> Exercise details: State only how many lines contain the string "color".
* begin *
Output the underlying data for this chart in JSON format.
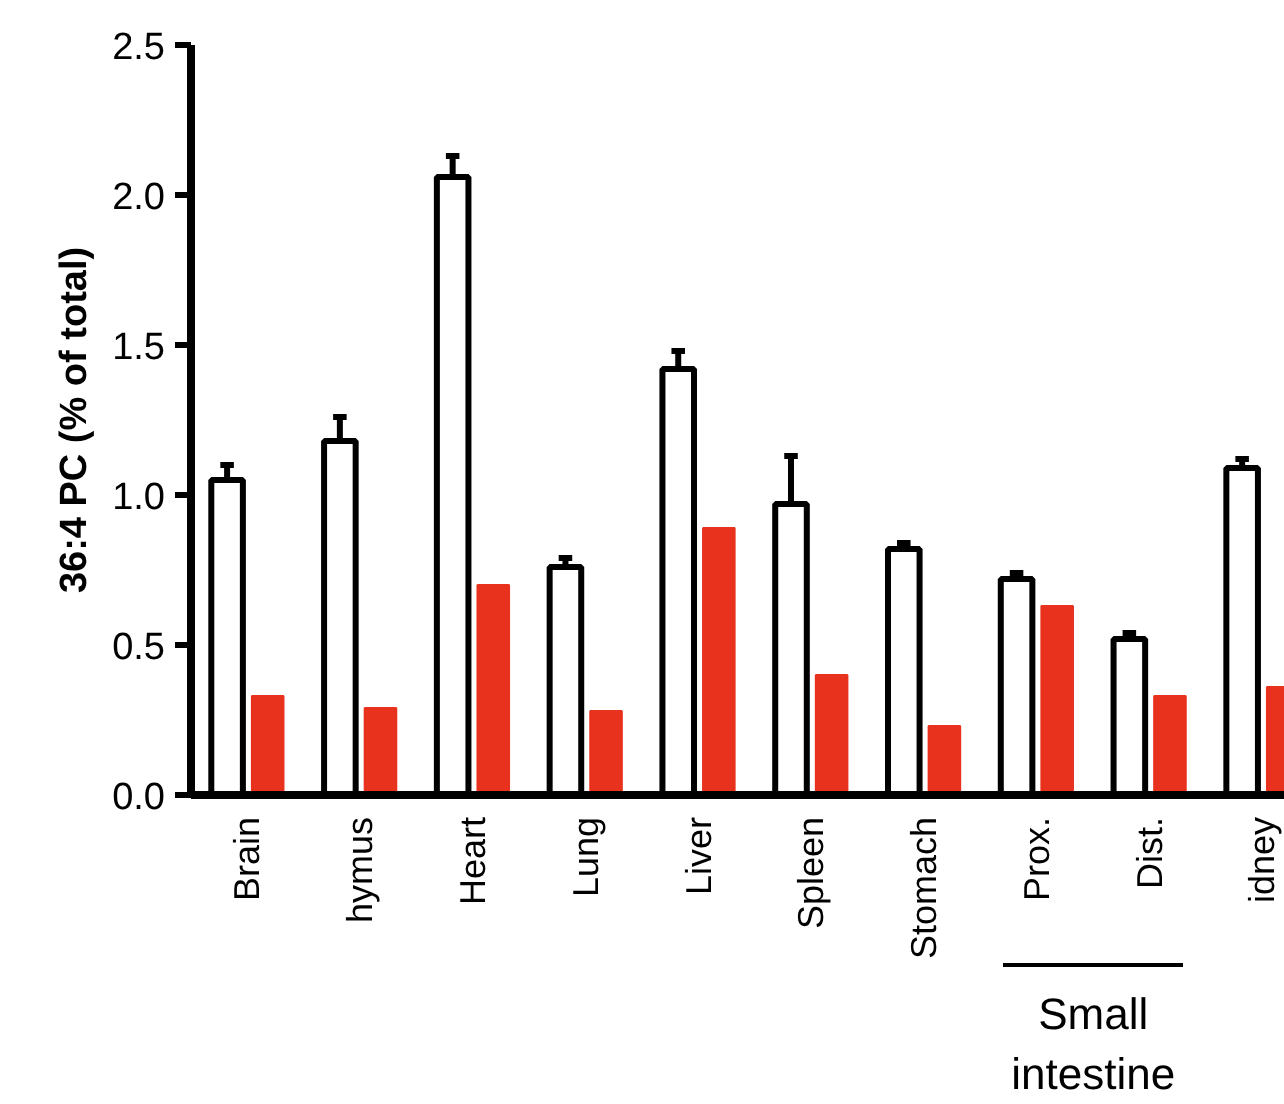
{
  "chart_data": {
    "type": "bar",
    "ylabel": "36:4 PC (% of total)",
    "categories": [
      "Brain",
      "hymus",
      "Heart",
      "Lung",
      "Liver",
      "Spleen",
      "Stomach",
      "Prox.",
      "Dist.",
      "idney"
    ],
    "series": [
      {
        "color": "#ffffff",
        "values": [
          1.05,
          1.18,
          2.06,
          0.76,
          1.42,
          0.97,
          0.82,
          0.72,
          0.52,
          1.09
        ],
        "errors": [
          0.05,
          0.08,
          0.07,
          0.03,
          0.06,
          0.16,
          0.02,
          0.02,
          0.02,
          0.03
        ]
      },
      {
        "color": "#e8321e",
        "values": [
          0.33,
          0.29,
          0.7,
          0.28,
          0.89,
          0.4,
          0.23,
          0.63,
          0.33,
          0.36
        ]
      }
    ],
    "annotations": [
      "Small intestine"
    ],
    "ylim": [
      0,
      2.5
    ],
    "yticks": [
      {
        "value": 0,
        "label": "0.0"
      },
      {
        "value": 0.5,
        "label": "0.5"
      },
      {
        "value": 1,
        "label": "1.0"
      },
      {
        "value": 1.5,
        "label": "1.5"
      },
      {
        "value": 2,
        "label": "2.0"
      },
      {
        "value": 2.5,
        "label": "2.5"
      }
    ],
    "grid": false
  }
}
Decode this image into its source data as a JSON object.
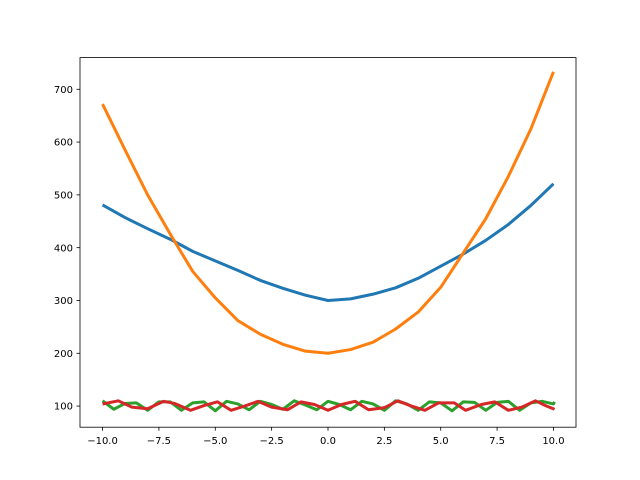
{
  "chart_data": {
    "type": "line",
    "title": "",
    "xlabel": "",
    "ylabel": "",
    "xlim": [
      -11.0,
      11.0
    ],
    "ylim": [
      60,
      760
    ],
    "grid": false,
    "x_ticks": [
      -10.0,
      -7.5,
      -5.0,
      -2.5,
      0.0,
      2.5,
      5.0,
      7.5,
      10.0
    ],
    "x_tick_labels": [
      "−10.0",
      "−7.5",
      "−5.0",
      "−2.5",
      "0.0",
      "2.5",
      "5.0",
      "7.5",
      "10.0"
    ],
    "y_ticks": [
      100,
      200,
      300,
      400,
      500,
      600,
      700
    ],
    "y_tick_labels": [
      "100",
      "200",
      "300",
      "400",
      "500",
      "600",
      "700"
    ],
    "series": [
      {
        "color": "#1f77b4",
        "points": [
          [
            -10,
            481
          ],
          [
            -9,
            457
          ],
          [
            -8,
            436
          ],
          [
            -7,
            416
          ],
          [
            -6,
            393
          ],
          [
            -5,
            375
          ],
          [
            -4,
            357
          ],
          [
            -3,
            338
          ],
          [
            -2,
            323
          ],
          [
            -1,
            310
          ],
          [
            0,
            300
          ],
          [
            1,
            303
          ],
          [
            2,
            312
          ],
          [
            3,
            324
          ],
          [
            4,
            342
          ],
          [
            5,
            365
          ],
          [
            6,
            388
          ],
          [
            7,
            414
          ],
          [
            8,
            444
          ],
          [
            9,
            480
          ],
          [
            10,
            521
          ]
        ]
      },
      {
        "color": "#ff7f0e",
        "points": [
          [
            -10,
            672
          ],
          [
            -9,
            585
          ],
          [
            -8,
            500
          ],
          [
            -7,
            426
          ],
          [
            -6,
            355
          ],
          [
            -5,
            305
          ],
          [
            -4,
            262
          ],
          [
            -3,
            236
          ],
          [
            -2,
            217
          ],
          [
            -1,
            204
          ],
          [
            0,
            200
          ],
          [
            1,
            207
          ],
          [
            2,
            221
          ],
          [
            3,
            246
          ],
          [
            4,
            278
          ],
          [
            5,
            325
          ],
          [
            6,
            390
          ],
          [
            7,
            455
          ],
          [
            8,
            535
          ],
          [
            9,
            625
          ],
          [
            10,
            733
          ]
        ]
      },
      {
        "color": "#2ca02c",
        "points": [
          [
            -10,
            110
          ],
          [
            -9.5,
            94
          ],
          [
            -9,
            105
          ],
          [
            -8.5,
            106
          ],
          [
            -8,
            92
          ],
          [
            -7.5,
            108
          ],
          [
            -7,
            108
          ],
          [
            -6.5,
            92
          ],
          [
            -6,
            106
          ],
          [
            -5.5,
            108
          ],
          [
            -5,
            91
          ],
          [
            -4.5,
            109
          ],
          [
            -4,
            104
          ],
          [
            -3.5,
            93
          ],
          [
            -3,
            109
          ],
          [
            -2.5,
            103
          ],
          [
            -2,
            94
          ],
          [
            -1.5,
            110
          ],
          [
            -1,
            102
          ],
          [
            -0.5,
            93
          ],
          [
            0,
            109
          ],
          [
            0.5,
            103
          ],
          [
            1,
            93
          ],
          [
            1.5,
            109
          ],
          [
            2,
            104
          ],
          [
            2.5,
            92
          ],
          [
            3,
            110
          ],
          [
            3.5,
            104
          ],
          [
            4,
            92
          ],
          [
            4.5,
            108
          ],
          [
            5,
            106
          ],
          [
            5.5,
            91
          ],
          [
            6,
            108
          ],
          [
            6.5,
            107
          ],
          [
            7,
            92
          ],
          [
            7.5,
            107
          ],
          [
            8,
            109
          ],
          [
            8.5,
            92
          ],
          [
            9,
            106
          ],
          [
            9.5,
            109
          ],
          [
            10,
            104
          ],
          [
            10.05,
            108
          ]
        ]
      },
      {
        "color": "#d62728",
        "points": [
          [
            -10,
            104
          ],
          [
            -9.3,
            110
          ],
          [
            -8.7,
            98
          ],
          [
            -8,
            95
          ],
          [
            -7.3,
            109
          ],
          [
            -6.8,
            105
          ],
          [
            -6.1,
            92
          ],
          [
            -5.5,
            101
          ],
          [
            -4.9,
            108
          ],
          [
            -4.3,
            92
          ],
          [
            -3.7,
            100
          ],
          [
            -3.1,
            109
          ],
          [
            -2.5,
            98
          ],
          [
            -1.8,
            93
          ],
          [
            -1.2,
            108
          ],
          [
            -0.6,
            103
          ],
          [
            0,
            92
          ],
          [
            0.6,
            103
          ],
          [
            1.2,
            109
          ],
          [
            1.8,
            93
          ],
          [
            2.5,
            97
          ],
          [
            3.1,
            110
          ],
          [
            3.7,
            100
          ],
          [
            4.3,
            92
          ],
          [
            4.9,
            106
          ],
          [
            5.6,
            106
          ],
          [
            6.1,
            92
          ],
          [
            6.8,
            103
          ],
          [
            7.4,
            108
          ],
          [
            8,
            92
          ],
          [
            8.6,
            98
          ],
          [
            9.2,
            110
          ],
          [
            9.7,
            100
          ],
          [
            10.05,
            94
          ]
        ]
      }
    ]
  }
}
* end *
> Complete response: 6